• **Written task**
Could you quote, exactly as they stand, the lines running from the one with "Output the text content of this document." to the final line of the material?

• **The records**
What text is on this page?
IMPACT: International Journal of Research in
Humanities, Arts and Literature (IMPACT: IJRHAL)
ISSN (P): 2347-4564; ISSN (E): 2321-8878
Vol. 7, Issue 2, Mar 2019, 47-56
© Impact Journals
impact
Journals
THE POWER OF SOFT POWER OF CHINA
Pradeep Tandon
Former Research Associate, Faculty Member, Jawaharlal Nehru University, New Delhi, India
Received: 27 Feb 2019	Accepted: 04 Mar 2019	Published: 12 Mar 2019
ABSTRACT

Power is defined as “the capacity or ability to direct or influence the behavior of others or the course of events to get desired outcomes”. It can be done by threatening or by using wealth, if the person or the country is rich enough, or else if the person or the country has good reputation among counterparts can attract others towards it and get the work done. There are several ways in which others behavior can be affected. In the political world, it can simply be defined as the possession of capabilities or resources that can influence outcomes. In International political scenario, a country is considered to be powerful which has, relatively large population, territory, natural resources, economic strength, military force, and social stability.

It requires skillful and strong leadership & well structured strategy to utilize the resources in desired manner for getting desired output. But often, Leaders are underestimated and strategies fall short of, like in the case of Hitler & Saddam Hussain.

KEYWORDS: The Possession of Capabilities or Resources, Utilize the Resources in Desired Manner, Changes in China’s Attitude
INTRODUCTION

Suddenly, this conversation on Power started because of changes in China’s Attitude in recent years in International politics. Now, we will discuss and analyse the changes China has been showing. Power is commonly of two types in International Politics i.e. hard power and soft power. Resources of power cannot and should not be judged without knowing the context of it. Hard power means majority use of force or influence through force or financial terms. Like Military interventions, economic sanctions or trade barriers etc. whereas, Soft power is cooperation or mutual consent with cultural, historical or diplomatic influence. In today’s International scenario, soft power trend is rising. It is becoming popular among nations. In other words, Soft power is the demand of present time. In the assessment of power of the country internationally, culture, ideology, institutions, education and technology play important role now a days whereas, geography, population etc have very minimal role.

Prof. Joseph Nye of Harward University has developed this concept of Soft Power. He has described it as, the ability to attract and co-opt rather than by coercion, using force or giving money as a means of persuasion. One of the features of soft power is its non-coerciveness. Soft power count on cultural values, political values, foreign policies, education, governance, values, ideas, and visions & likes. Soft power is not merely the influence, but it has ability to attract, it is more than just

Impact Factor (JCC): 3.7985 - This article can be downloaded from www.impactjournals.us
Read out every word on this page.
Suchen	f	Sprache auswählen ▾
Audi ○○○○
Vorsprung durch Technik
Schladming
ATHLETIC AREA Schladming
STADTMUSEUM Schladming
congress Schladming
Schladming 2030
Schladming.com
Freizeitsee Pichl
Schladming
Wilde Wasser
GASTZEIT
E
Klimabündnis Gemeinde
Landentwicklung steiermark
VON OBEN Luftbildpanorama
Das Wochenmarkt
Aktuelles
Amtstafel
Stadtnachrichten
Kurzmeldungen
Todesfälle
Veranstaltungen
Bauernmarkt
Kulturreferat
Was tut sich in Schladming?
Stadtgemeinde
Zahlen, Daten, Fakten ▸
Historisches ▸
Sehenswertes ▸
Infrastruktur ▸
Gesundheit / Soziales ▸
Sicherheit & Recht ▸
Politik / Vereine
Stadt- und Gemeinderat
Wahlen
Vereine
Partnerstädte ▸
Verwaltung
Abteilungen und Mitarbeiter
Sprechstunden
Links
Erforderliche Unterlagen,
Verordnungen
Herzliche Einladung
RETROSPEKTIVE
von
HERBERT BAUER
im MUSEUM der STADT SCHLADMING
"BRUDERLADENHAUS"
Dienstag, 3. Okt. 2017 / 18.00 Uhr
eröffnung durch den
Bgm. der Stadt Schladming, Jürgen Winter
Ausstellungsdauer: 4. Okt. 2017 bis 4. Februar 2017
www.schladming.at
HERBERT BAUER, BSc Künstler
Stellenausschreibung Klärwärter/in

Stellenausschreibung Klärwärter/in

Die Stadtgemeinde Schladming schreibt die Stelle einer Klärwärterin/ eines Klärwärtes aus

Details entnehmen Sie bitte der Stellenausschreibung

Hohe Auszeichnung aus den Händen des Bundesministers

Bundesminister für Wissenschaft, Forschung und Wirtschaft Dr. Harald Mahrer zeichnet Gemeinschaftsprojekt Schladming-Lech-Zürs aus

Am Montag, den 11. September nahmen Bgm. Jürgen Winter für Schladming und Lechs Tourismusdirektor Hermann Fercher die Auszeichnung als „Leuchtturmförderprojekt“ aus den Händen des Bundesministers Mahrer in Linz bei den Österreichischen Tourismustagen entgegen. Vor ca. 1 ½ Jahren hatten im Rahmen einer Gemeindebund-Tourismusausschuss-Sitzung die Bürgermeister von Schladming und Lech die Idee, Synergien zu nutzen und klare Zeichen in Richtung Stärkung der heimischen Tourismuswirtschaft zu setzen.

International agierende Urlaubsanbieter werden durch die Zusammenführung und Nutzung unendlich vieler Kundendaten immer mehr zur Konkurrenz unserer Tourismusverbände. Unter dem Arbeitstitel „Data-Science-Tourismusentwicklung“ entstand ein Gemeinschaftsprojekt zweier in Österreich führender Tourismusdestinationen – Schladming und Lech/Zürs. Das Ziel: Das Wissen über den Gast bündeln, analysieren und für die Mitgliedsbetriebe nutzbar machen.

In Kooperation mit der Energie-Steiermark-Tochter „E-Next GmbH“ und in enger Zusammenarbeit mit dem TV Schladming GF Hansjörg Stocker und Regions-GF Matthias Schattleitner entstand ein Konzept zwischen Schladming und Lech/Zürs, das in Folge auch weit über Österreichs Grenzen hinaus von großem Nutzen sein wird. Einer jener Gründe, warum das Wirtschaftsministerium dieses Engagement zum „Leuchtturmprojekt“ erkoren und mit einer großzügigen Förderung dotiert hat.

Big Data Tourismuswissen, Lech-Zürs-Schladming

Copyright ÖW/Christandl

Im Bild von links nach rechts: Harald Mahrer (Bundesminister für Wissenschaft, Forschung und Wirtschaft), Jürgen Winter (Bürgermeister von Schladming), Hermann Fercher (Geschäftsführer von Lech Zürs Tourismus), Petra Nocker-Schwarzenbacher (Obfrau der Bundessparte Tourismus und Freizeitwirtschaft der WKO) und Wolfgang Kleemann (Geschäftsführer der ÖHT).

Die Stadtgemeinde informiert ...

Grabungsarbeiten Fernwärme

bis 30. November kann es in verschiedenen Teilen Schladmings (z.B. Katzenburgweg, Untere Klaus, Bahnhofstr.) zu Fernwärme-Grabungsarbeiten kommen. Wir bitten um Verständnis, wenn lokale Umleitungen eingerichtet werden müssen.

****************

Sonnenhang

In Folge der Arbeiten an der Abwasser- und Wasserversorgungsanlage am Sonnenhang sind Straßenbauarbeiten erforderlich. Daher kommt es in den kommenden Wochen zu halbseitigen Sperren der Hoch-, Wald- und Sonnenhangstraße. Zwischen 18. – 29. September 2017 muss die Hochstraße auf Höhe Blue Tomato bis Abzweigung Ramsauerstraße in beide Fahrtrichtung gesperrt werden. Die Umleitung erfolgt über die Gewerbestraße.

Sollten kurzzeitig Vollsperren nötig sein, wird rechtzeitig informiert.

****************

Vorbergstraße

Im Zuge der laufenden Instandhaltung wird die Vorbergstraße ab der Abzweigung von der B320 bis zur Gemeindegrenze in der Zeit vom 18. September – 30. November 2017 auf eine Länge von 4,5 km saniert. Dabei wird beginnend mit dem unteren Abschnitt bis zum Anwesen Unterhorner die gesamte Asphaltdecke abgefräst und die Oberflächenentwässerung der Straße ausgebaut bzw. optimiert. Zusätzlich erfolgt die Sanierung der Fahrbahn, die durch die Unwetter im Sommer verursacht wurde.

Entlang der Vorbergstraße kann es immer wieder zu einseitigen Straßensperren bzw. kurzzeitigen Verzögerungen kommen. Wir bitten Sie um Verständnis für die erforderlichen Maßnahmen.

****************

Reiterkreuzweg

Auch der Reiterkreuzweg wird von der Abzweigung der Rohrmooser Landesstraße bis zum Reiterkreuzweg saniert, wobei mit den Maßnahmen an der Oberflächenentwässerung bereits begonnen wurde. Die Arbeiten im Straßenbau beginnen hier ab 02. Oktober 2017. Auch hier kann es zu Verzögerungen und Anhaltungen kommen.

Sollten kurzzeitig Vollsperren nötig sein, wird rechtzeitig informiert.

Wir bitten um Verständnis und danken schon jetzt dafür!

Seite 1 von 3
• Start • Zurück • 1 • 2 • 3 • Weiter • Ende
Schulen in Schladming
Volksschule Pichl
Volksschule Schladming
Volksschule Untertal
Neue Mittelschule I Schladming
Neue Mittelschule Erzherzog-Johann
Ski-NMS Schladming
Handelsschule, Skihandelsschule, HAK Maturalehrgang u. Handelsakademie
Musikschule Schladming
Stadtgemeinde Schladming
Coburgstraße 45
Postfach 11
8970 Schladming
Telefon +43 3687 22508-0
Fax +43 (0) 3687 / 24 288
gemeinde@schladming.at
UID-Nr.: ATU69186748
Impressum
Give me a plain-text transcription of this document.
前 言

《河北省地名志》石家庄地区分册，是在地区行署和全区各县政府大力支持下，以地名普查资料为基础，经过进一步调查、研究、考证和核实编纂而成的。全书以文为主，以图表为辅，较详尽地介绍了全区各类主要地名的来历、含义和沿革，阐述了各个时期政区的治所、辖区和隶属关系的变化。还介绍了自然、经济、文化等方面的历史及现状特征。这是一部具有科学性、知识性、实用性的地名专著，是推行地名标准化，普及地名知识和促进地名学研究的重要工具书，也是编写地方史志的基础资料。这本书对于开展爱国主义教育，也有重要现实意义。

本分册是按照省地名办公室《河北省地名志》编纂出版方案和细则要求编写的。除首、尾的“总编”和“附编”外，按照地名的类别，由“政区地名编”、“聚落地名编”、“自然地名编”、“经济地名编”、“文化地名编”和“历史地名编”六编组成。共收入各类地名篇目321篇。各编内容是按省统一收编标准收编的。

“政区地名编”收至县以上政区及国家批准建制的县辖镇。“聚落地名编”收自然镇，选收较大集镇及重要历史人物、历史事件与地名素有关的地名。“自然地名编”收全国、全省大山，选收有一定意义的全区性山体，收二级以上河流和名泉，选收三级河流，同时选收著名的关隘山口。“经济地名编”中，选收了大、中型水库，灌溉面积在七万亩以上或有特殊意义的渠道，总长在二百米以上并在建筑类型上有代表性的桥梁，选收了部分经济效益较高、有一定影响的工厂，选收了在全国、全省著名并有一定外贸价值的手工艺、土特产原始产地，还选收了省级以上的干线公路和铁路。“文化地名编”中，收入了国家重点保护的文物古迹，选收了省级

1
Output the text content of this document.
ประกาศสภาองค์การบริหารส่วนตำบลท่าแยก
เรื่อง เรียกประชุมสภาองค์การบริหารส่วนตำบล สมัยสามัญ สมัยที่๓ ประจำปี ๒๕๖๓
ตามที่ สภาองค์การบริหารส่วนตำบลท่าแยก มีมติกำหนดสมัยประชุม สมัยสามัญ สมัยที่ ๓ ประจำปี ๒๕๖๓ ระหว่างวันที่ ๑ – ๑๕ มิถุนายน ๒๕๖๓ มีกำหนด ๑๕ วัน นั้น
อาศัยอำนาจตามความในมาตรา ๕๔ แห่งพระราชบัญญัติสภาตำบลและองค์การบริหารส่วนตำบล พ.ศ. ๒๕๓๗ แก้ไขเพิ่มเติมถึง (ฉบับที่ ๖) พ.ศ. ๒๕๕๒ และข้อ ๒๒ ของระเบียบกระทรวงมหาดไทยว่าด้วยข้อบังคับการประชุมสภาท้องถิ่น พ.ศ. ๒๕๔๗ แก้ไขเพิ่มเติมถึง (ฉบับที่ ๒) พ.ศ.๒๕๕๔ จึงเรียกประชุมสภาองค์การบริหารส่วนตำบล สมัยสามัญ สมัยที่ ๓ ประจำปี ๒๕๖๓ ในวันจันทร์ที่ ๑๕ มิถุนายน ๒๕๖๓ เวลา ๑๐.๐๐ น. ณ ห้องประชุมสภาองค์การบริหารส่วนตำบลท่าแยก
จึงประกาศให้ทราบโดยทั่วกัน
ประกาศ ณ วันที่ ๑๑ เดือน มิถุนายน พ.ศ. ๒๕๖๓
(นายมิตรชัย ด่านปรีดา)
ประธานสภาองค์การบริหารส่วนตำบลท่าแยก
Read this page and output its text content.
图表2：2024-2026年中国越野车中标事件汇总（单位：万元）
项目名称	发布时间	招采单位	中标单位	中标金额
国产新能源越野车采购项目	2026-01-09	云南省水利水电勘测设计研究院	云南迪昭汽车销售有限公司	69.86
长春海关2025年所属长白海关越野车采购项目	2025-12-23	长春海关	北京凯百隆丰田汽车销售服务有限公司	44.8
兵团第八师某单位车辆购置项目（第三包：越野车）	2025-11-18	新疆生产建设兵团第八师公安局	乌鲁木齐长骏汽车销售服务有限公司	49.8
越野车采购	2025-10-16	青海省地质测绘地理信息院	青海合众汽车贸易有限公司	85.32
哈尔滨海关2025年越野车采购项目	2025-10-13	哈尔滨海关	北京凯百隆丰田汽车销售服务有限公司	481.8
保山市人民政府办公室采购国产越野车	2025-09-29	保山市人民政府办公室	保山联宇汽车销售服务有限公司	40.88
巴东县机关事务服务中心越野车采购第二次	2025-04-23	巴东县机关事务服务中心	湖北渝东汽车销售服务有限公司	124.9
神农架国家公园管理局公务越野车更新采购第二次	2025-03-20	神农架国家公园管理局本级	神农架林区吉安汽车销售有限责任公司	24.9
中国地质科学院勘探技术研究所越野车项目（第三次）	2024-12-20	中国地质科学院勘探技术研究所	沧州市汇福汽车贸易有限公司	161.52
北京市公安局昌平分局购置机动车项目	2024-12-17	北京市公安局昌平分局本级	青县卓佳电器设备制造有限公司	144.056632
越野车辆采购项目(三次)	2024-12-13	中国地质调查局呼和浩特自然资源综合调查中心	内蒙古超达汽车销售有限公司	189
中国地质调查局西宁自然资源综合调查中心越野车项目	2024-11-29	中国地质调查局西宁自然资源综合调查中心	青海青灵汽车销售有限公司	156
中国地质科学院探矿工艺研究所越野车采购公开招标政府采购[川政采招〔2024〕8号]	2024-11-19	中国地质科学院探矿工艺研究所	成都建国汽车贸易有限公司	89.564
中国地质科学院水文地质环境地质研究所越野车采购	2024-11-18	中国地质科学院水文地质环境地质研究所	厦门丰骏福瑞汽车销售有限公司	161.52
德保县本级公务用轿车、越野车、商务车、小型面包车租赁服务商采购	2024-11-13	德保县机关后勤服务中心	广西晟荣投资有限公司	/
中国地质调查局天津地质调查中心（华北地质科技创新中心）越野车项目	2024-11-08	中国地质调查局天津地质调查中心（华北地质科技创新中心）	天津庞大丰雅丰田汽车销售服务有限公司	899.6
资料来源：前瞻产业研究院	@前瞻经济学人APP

• **Answer for this exercise**
Output the text content of this document.
ประกาศสภาองค์การบริหารส่วนตำบลท่าแยก
เรื่อง เรียกประชุมสภาองค์การบริหารส่วนตำบล สมัยสามัญ สมัยที่๓ ประจำปี ๒๕๖๓
ตามที่ สภาองค์การบริหารส่วนตำบลท่าแยก มีมติกำหนดสมัยประชุม สมัยสามัญ สมัยที่ ๓ ประจำปี ๒๕๖๓ ระหว่างวันที่ ๑ – ๑๕ มิถุนายน ๒๕๖๓ มีกำหนด ๑๕ วัน นั้น
อาศัยอำนาจตามความในมาตรา ๕๔ แห่งพระราชบัญญัติสภาตำบลและองค์การบริหารส่วนตำบล พ.ศ. ๒๕๓๗ แก้ไขเพิ่มเติมถึง (ฉบับที่ ๖) พ.ศ. ๒๕๕๒ และข้อ ๒๒ ของระเบียบกระทรวงมหาดไทยว่าด้วยข้อบังคับการประชุมสภาท้องถิ่น พ.ศ. ๒๕๔๗ แก้ไขเพิ่มเติมถึง (ฉบับที่ ๒) พ.ศ.๒๕๕๔ จึงเรียกประชุมสภาองค์การบริหารส่วนตำบล สมัยสามัญ สมัยที่ ๓ ประจำปี ๒๕๖๓ ในวันจันทร์ที่ ๑๕ มิถุนายน ๒๕๖๓ เวลา ๑๐.๐๐ น. ณ ห้องประชุมสภาองค์การบริหารส่วนตำบลท่าแยก
จึงประกาศให้ทราบโดยทั่วกัน
ประกาศ ณ วันที่ ๑๑ เดือน มิถุนายน พ.ศ. ๒๕๖๓
(นายมิตรชัย ด่านปรีดา)
ประธานสภาองค์การบริหารส่วนตำบลท่าแยก
Read this page and output its text content.
图表2：2024-2026年中国越野车中标事件汇总（单位：万元）
项目名称	发布时间	招采单位	中标单位	中标金额
国产新能源越野车采购项目	2026-01-09	云南省水利水电勘测设计研究院	云南迪昭汽车销售有限公司	69.86
长春海关2025年所属长白海关越野车采购项目	2025-12-23	长春海关	北京凯百隆丰田汽车销售服务有限公司	44.8
兵团第八师某单位车辆购置项目（第三包：越野车）	2025-11-18	新疆生产建设兵团第八师公安局	乌鲁木齐长骏汽车销售服务有限公司	49.8
越野车采购	2025-10-16	青海省地质测绘地理信息院	青海合众汽车贸易有限公司	85.32
哈尔滨海关2025年越野车采购项目	2025-10-13	哈尔滨海关	北京凯百隆丰田汽车销售服务有限公司	481.8
保山市人民政府办公室采购国产越野车	2025-09-29	保山市人民政府办公室	保山联宇汽车销售服务有限公司	40.88
巴东县机关事务服务中心越野车采购第二次	2025-04-23	巴东县机关事务服务中心	湖北渝东汽车销售服务有限公司	124.9
神农架国家公园管理局公务越野车更新采购第二次	2025-03-20	神农架国家公园管理局本级	神农架林区吉安汽车销售有限责任公司	24.9
中国地质科学院勘探技术研究所越野车项目（第三次）	2024-12-20	中国地质科学院勘探技术研究所	沧州市汇福汽车贸易有限公司	161.52
北京市公安局昌平分局购置机动车项目	2024-12-17	北京市公安局昌平分局本级	青县卓佳电器设备制造有限公司	144.056632
越野车辆采购项目(三次)	2024-12-13	中国地质调查局呼和浩特自然资源综合调查中心	内蒙古超达汽车销售有限公司	189
中国地质调查局西宁自然资源综合调查中心越野车项目	2024-11-29	中国地质调查局西宁自然资源综合调查中心	青海青灵汽车销售有限公司	156
中国地质科学院探矿工艺研究所越野车采购公开招标政府采购[川政采招〔2024〕8号]	2024-11-19	中国地质科学院探矿工艺研究所	成都建国汽车贸易有限公司	89.564
中国地质科学院水文地质环境地质研究所越野车采购	2024-11-18	中国地质科学院水文地质环境地质研究所	厦门丰骏福瑞汽车销售有限公司	161.52
德保县本级公务用轿车、越野车、商务车、小型面包车租赁服务商采购	2024-11-13	德保县机关后勤服务中心	广西晟荣投资有限公司	/
中国地质调查局天津地质调查中心（华北地质科技创新中心）越野车项目	2024-11-08	中国地质调查局天津地质调查中心（华北地质科技创新中心）	天津庞大丰雅丰田汽车销售服务有限公司	899.6
资料来源：前瞻产业研究院	@前瞻经济学人APP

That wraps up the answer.